> _WRITTEN PROBLEM_
Write the number of lines holding the word "Диме", and nothing else.

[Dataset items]

=====

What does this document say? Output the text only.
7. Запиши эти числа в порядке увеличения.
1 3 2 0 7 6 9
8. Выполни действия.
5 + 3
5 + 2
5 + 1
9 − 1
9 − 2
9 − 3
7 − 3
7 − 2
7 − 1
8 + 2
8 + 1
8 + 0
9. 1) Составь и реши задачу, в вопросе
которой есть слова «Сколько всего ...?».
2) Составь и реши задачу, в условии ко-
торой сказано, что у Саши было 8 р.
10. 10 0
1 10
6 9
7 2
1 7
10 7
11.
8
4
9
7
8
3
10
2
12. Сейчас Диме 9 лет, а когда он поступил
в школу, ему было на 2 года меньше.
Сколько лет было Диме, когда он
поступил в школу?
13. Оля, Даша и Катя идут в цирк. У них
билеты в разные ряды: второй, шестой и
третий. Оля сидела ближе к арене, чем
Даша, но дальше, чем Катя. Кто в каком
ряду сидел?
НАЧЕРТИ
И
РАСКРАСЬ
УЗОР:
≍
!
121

=====

> _RESPONSE FOR THIS EXERCISE_
2